━━━ Supplied information
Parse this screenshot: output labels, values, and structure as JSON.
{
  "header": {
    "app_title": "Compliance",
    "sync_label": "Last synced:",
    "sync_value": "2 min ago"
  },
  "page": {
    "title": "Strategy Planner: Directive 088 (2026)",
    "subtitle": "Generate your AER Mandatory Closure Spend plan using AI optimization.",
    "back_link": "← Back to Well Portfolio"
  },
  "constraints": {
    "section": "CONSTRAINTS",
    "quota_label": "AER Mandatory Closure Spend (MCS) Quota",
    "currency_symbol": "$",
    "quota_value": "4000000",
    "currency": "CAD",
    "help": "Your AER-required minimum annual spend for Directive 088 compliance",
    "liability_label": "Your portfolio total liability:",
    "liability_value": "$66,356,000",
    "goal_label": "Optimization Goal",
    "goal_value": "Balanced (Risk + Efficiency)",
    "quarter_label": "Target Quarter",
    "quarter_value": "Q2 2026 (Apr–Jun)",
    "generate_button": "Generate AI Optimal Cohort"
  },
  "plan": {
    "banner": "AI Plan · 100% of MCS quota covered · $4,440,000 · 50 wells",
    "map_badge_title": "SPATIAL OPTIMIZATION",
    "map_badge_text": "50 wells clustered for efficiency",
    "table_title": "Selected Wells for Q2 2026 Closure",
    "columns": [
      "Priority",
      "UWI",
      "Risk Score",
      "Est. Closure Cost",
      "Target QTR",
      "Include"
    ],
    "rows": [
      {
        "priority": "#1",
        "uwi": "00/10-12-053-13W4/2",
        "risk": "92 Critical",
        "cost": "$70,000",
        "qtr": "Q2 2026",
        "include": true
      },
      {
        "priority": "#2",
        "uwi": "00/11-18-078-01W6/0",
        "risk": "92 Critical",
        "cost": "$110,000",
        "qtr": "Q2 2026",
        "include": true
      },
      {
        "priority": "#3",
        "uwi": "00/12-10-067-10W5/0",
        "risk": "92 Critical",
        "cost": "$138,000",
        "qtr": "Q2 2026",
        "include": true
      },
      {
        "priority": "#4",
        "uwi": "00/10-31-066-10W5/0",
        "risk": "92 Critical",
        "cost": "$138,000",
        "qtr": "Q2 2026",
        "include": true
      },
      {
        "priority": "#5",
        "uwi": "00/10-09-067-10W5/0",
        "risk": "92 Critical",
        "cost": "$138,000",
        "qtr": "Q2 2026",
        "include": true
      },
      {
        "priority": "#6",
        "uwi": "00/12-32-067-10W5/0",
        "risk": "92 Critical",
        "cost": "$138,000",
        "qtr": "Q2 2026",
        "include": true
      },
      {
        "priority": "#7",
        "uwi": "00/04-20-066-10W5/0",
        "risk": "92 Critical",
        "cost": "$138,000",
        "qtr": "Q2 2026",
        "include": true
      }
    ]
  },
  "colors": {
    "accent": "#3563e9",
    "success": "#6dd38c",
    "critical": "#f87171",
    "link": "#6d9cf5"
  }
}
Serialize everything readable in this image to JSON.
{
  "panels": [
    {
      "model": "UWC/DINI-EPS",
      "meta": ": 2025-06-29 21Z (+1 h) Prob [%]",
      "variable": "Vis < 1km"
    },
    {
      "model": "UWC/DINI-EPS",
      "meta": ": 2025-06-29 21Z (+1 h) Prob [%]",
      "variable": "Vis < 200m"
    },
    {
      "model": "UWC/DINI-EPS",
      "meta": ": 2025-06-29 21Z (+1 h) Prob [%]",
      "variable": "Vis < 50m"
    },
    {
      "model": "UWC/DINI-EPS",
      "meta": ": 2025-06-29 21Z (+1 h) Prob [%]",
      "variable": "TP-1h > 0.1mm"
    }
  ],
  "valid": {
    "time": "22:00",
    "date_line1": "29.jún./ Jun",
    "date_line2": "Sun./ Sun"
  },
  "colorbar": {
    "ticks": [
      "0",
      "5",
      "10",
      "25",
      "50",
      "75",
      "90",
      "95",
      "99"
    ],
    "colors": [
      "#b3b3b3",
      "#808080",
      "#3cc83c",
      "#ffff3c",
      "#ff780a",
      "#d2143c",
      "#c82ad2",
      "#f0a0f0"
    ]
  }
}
━━━━━━
> Set exercise
Take the lines above from the one holding "Serialize everything readable" to the last and output them exactly.

> Correct answer
Serialize everything readable in this image to JSON.
{
  "panels": [
    {
      "model": "UWC/DINI-EPS",
      "meta": ": 2025-06-29 21Z (+1 h) Prob [%]",
      "variable": "Vis < 1km"
    },
    {
      "model": "UWC/DINI-EPS",
      "meta": ": 2025-06-29 21Z (+1 h) Prob [%]",
      "variable": "Vis < 200m"
    },
    {
      "model": "UWC/DINI-EPS",
      "meta": ": 2025-06-29 21Z (+1 h) Prob [%]",
      "variable": "Vis < 50m"
    },
    {
      "model": "UWC/DINI-EPS",
      "meta": ": 2025-06-29 21Z (+1 h) Prob [%]",
      "variable": "TP-1h > 0.1mm"
    }
  ],
  "valid": {
    "time": "22:00",
    "date_line1": "29.jún./ Jun",
    "date_line2": "Sun./ Sun"
  },
  "colorbar": {
    "ticks": [
      "0",
      "5",
      "10",
      "25",
      "50",
      "75",
      "90",
      "95",
      "99"
    ],
    "colors": [
      "#b3b3b3",
      "#808080",
      "#3cc83c",
      "#ffff3c",
      "#ff780a",
      "#d2143c",
      "#c82ad2",
      "#f0a0f0"
    ]
  }
}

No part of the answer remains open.